**PROVIDED MATERIAL**
** start **

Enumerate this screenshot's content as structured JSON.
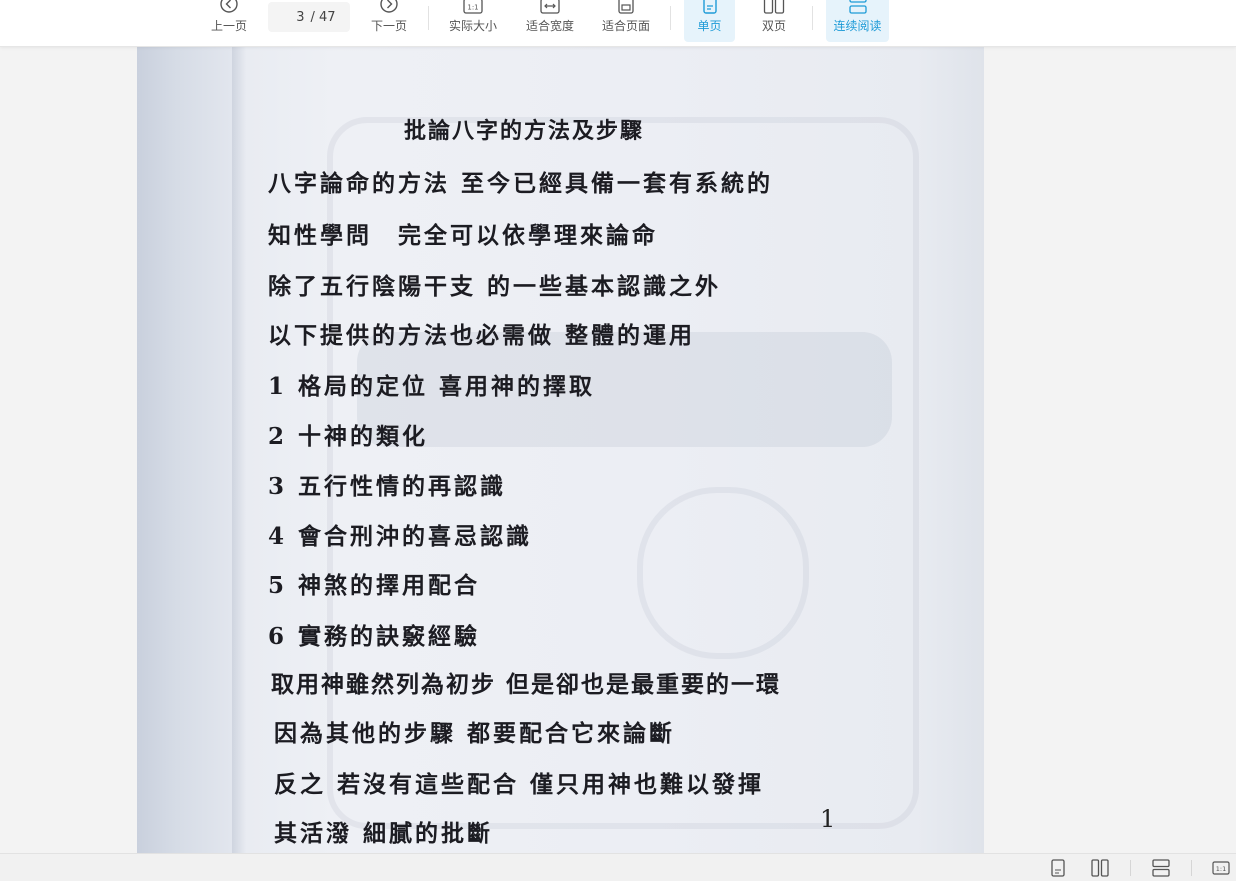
{
  "toolbar": {
    "prev_label": "上一页",
    "current_page": "3",
    "page_separator": "/ 47",
    "next_label": "下一页",
    "actual_size_label": "实际大小",
    "fit_width_label": "适合宽度",
    "fit_page_label": "适合页面",
    "single_page_label": "单页",
    "double_page_label": "双页",
    "continuous_label": "连续阅读",
    "accent_color": "#1e9bd7"
  },
  "document": {
    "title": "批論八字的方法及步驟",
    "lines": [
      "八字論命的方法 至今已經具備一套有系統的",
      "知性學問　完全可以依學理來論命",
      "除了五行陰陽干支 的一些基本認識之外",
      "以下提供的方法也必需做 整體的運用",
      "1 格局的定位 喜用神的擇取",
      "2 十神的類化",
      "3 五行性情的再認識",
      "4 會合刑沖的喜忌認識",
      "5 神煞的擇用配合",
      "6 實務的訣竅經驗",
      "取用神雖然列為初步 但是卻也是最重要的一環",
      "因為其他的步驟 都要配合它來論斷",
      "反之 若沒有這些配合 僅只用神也難以發揮",
      "其活潑 細膩的批斷"
    ],
    "page_number": "1"
  },
  "statusbar": {
    "icons": [
      "single-page-icon",
      "double-page-icon",
      "continuous-icon",
      "actual-size-icon"
    ]
  }
}
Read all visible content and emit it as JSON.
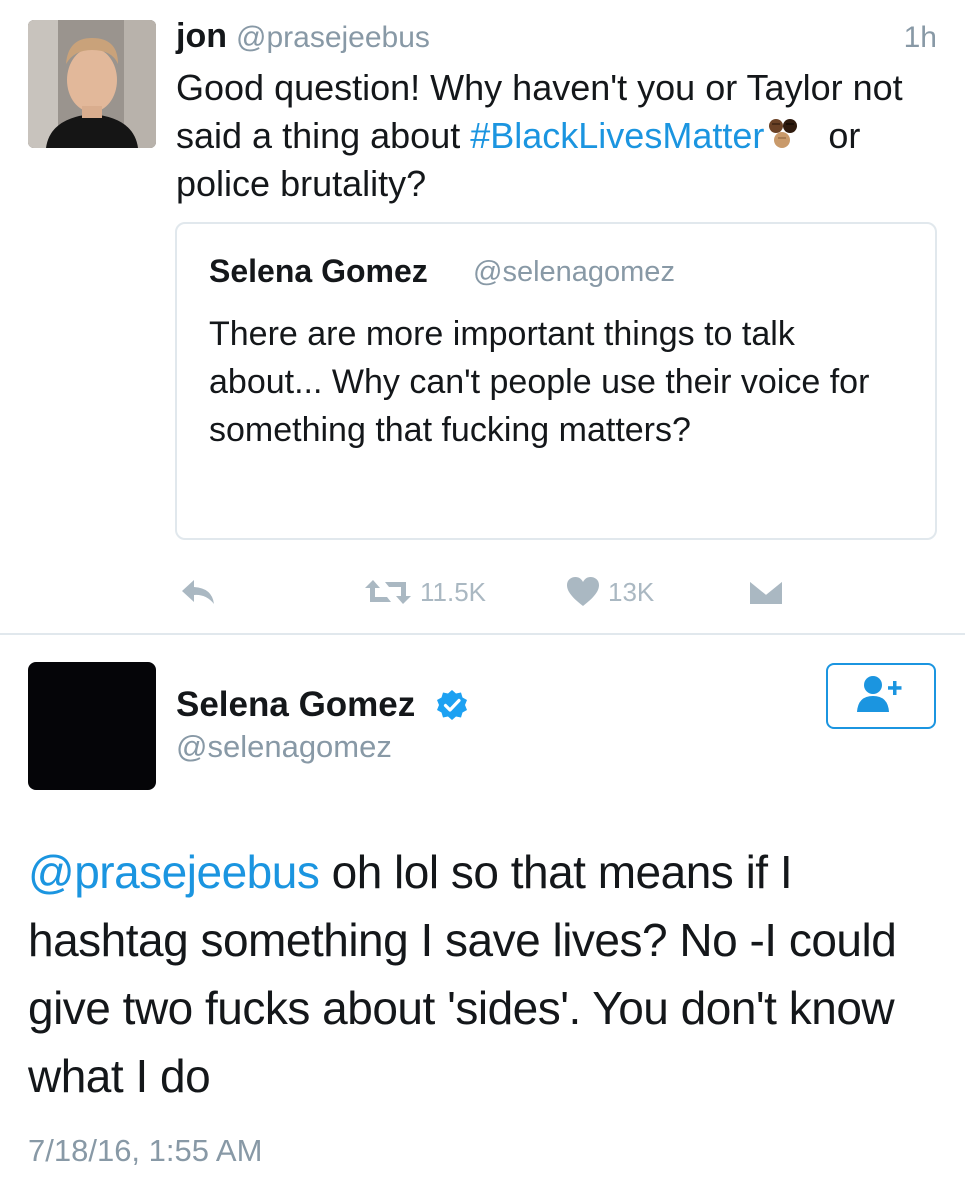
{
  "reply_tweet": {
    "author_name": "jon",
    "author_handle": "@prasejeebus",
    "time_ago": "1h",
    "text_before": "Good question! Why haven't you or Taylor not said a thing about ",
    "hashtag": "#BlackLivesMatter",
    "text_after": " or police brutality?",
    "emoji": "raised-fists-emoji",
    "quoted_tweet": {
      "author_name": "Selena Gomez",
      "author_handle": "@selenagomez",
      "text": "There are more important things to talk about... Why can't people use their voice for something that fucking matters?"
    },
    "actions": {
      "reply_icon": "reply-icon",
      "retweet_icon": "retweet-icon",
      "retweet_count": "11.5K",
      "like_icon": "heart-icon",
      "like_count": "13K",
      "dm_icon": "envelope-icon"
    }
  },
  "main_tweet": {
    "author_name": "Selena Gomez",
    "verified": true,
    "author_handle": "@selenagomez",
    "follow_icon": "add-user-icon",
    "mention": "@prasejeebus",
    "text": " oh lol so that means if I hashtag something I save lives? No -I could give two fucks about 'sides'. You don't know what I do",
    "timestamp": "7/18/16, 1:55 AM"
  },
  "colors": {
    "link": "#1b95e0",
    "secondary_text": "#8899a6",
    "icon_gray": "#aab8c2",
    "border": "#e1e8ed",
    "verified": "#1da1f2"
  }
}
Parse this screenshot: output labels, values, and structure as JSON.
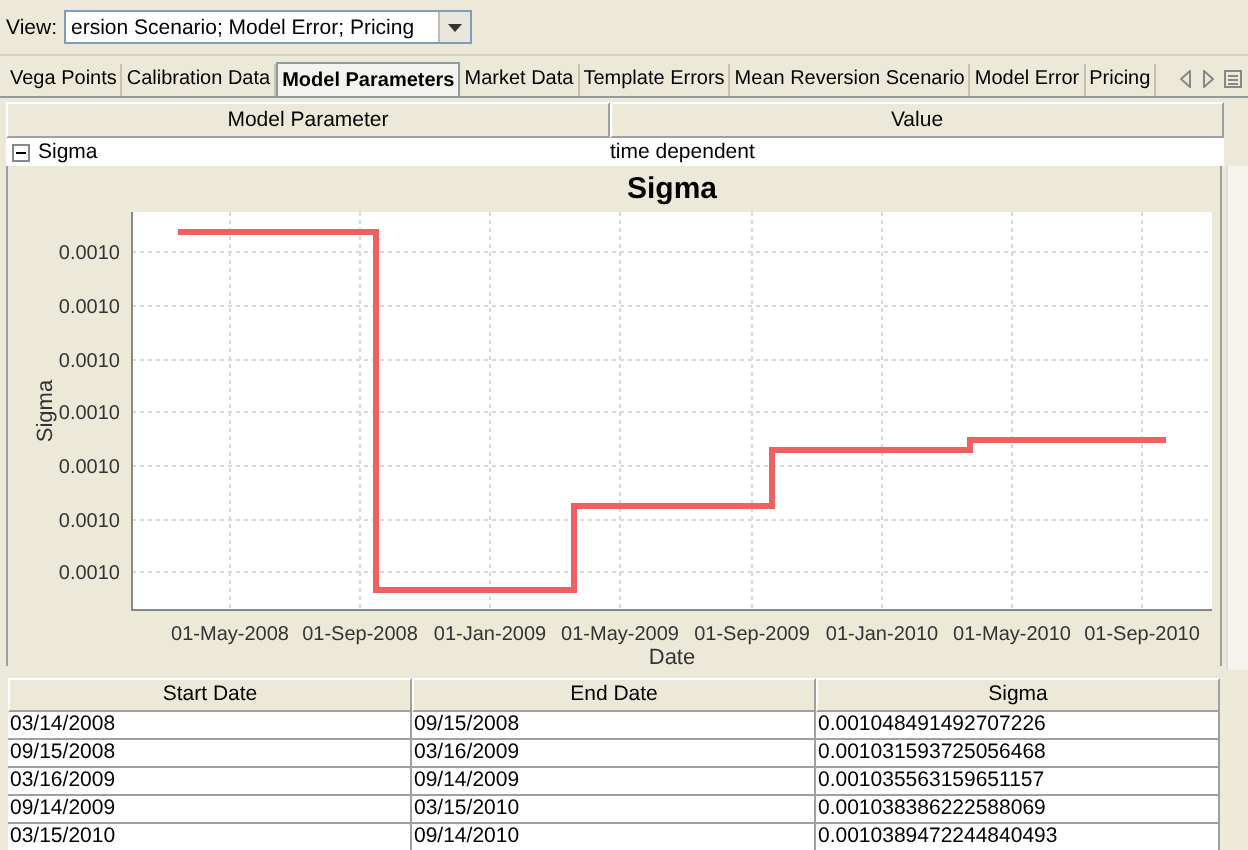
{
  "toolbar": {
    "label": "View:",
    "combo_value": "ersion Scenario; Model Error; Pricing"
  },
  "tabs": [
    {
      "label": "Vega Points",
      "selected": false
    },
    {
      "label": "Calibration Data",
      "selected": false
    },
    {
      "label": "Model Parameters",
      "selected": true
    },
    {
      "label": "Market Data",
      "selected": false
    },
    {
      "label": "Template Errors",
      "selected": false
    },
    {
      "label": "Mean Reversion Scenario",
      "selected": false
    },
    {
      "label": "Model Error",
      "selected": false
    },
    {
      "label": "Pricing",
      "selected": false
    }
  ],
  "parameter_table": {
    "columns": [
      "Model Parameter",
      "Value"
    ],
    "rows": [
      {
        "name": "Sigma",
        "value": "time dependent",
        "expanded": true
      }
    ]
  },
  "chart": {
    "title": "Sigma",
    "xlabel": "Date",
    "ylabel": "Sigma",
    "x_tick_labels": [
      "01-May-2008",
      "01-Sep-2008",
      "01-Jan-2009",
      "01-May-2009",
      "01-Sep-2009",
      "01-Jan-2010",
      "01-May-2010",
      "01-Sep-2010"
    ],
    "y_tick_labels": [
      "0.0010",
      "0.0010",
      "0.0010",
      "0.0010",
      "0.0010",
      "0.0010",
      "0.0010"
    ]
  },
  "sigma_table": {
    "columns": [
      "Start Date",
      "End Date",
      "Sigma"
    ],
    "rows": [
      [
        "03/14/2008",
        "09/15/2008",
        "0.001048491492707226"
      ],
      [
        "09/15/2008",
        "03/16/2009",
        "0.001031593725056468"
      ],
      [
        "03/16/2009",
        "09/14/2009",
        "0.001035563159651157"
      ],
      [
        "09/14/2009",
        "03/15/2010",
        "0.001038386222588069"
      ],
      [
        "03/15/2010",
        "09/14/2010",
        "0.0010389472244840493"
      ]
    ]
  }
}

** end **

**DESCRIPTION OF THE TASK**
Output the data exactly. Pictures don't belong in the result.

**WRITTEN REPLY**
Enumerate this screenshot's content as structured JSON.
{
  "toolbar": {
    "prev_label": "上一页",
    "current_page": "3",
    "page_separator": "/ 47",
    "next_label": "下一页",
    "actual_size_label": "实际大小",
    "fit_width_label": "适合宽度",
    "fit_page_label": "适合页面",
    "single_page_label": "单页",
    "double_page_label": "双页",
    "continuous_label": "连续阅读",
    "accent_color": "#1e9bd7"
  },
  "document": {
    "title": "批論八字的方法及步驟",
    "lines": [
      "八字論命的方法 至今已經具備一套有系統的",
      "知性學問　完全可以依學理來論命",
      "除了五行陰陽干支 的一些基本認識之外",
      "以下提供的方法也必需做 整體的運用",
      "1 格局的定位 喜用神的擇取",
      "2 十神的類化",
      "3 五行性情的再認識",
      "4 會合刑沖的喜忌認識",
      "5 神煞的擇用配合",
      "6 實務的訣竅經驗",
      "取用神雖然列為初步 但是卻也是最重要的一環",
      "因為其他的步驟 都要配合它來論斷",
      "反之 若沒有這些配合 僅只用神也難以發揮",
      "其活潑 細膩的批斷"
    ],
    "page_number": "1"
  },
  "statusbar": {
    "icons": [
      "single-page-icon",
      "double-page-icon",
      "continuous-icon",
      "actual-size-icon"
    ]
  }
}
Read all visible content and emit it as JSON.
{
  "reply_tweet": {
    "author_name": "jon",
    "author_handle": "@prasejeebus",
    "time_ago": "1h",
    "text_before": "Good question! Why haven't you or Taylor not said a thing about ",
    "hashtag": "#BlackLivesMatter",
    "text_after": " or police brutality?",
    "emoji": "raised-fists-emoji",
    "quoted_tweet": {
      "author_name": "Selena Gomez",
      "author_handle": "@selenagomez",
      "text": "There are more important things to talk about... Why can't people use their voice for something that fucking matters?"
    },
    "actions": {
      "reply_icon": "reply-icon",
      "retweet_icon": "retweet-icon",
      "retweet_count": "11.5K",
      "like_icon": "heart-icon",
      "like_count": "13K",
      "dm_icon": "envelope-icon"
    }
  },
  "main_tweet": {
    "author_name": "Selena Gomez",
    "verified": true,
    "author_handle": "@selenagomez",
    "follow_icon": "add-user-icon",
    "mention": "@prasejeebus",
    "text": " oh lol so that means if I hashtag something I save lives? No -I could give two fucks about 'sides'. You don't know what I do",
    "timestamp": "7/18/16, 1:55 AM"
  },
  "colors": {
    "link": "#1b95e0",
    "secondary_text": "#8899a6",
    "icon_gray": "#aab8c2",
    "border": "#e1e8ed",
    "verified": "#1da1f2"
  }
}
Parse this screenshot: output labels, values, and structure as JSON.
{
  "toolbar": {
    "label": "View:",
    "combo_value": "ersion Scenario; Model Error; Pricing"
  },
  "tabs": [
    {
      "label": "Vega Points",
      "selected": false
    },
    {
      "label": "Calibration Data",
      "selected": false
    },
    {
      "label": "Model Parameters",
      "selected": true
    },
    {
      "label": "Market Data",
      "selected": false
    },
    {
      "label": "Template Errors",
      "selected": false
    },
    {
      "label": "Mean Reversion Scenario",
      "selected": false
    },
    {
      "label": "Model Error",
      "selected": false
    },
    {
      "label": "Pricing",
      "selected": false
    }
  ],
  "parameter_table": {
    "columns": [
      "Model Parameter",
      "Value"
    ],
    "rows": [
      {
        "name": "Sigma",
        "value": "time dependent",
        "expanded": true
      }
    ]
  },
  "chart": {
    "title": "Sigma",
    "xlabel": "Date",
    "ylabel": "Sigma",
    "x_tick_labels": [
      "01-May-2008",
      "01-Sep-2008",
      "01-Jan-2009",
      "01-May-2009",
      "01-Sep-2009",
      "01-Jan-2010",
      "01-May-2010",
      "01-Sep-2010"
    ],
    "y_tick_labels": [
      "0.0010",
      "0.0010",
      "0.0010",
      "0.0010",
      "0.0010",
      "0.0010",
      "0.0010"
    ]
  },
  "sigma_table": {
    "columns": [
      "Start Date",
      "End Date",
      "Sigma"
    ],
    "rows": [
      [
        "03/14/2008",
        "09/15/2008",
        "0.001048491492707226"
      ],
      [
        "09/15/2008",
        "03/16/2009",
        "0.001031593725056468"
      ],
      [
        "03/16/2009",
        "09/14/2009",
        "0.001035563159651157"
      ],
      [
        "09/14/2009",
        "03/15/2010",
        "0.001038386222588069"
      ],
      [
        "03/15/2010",
        "09/14/2010",
        "0.0010389472244840493"
      ]
    ]
  }
}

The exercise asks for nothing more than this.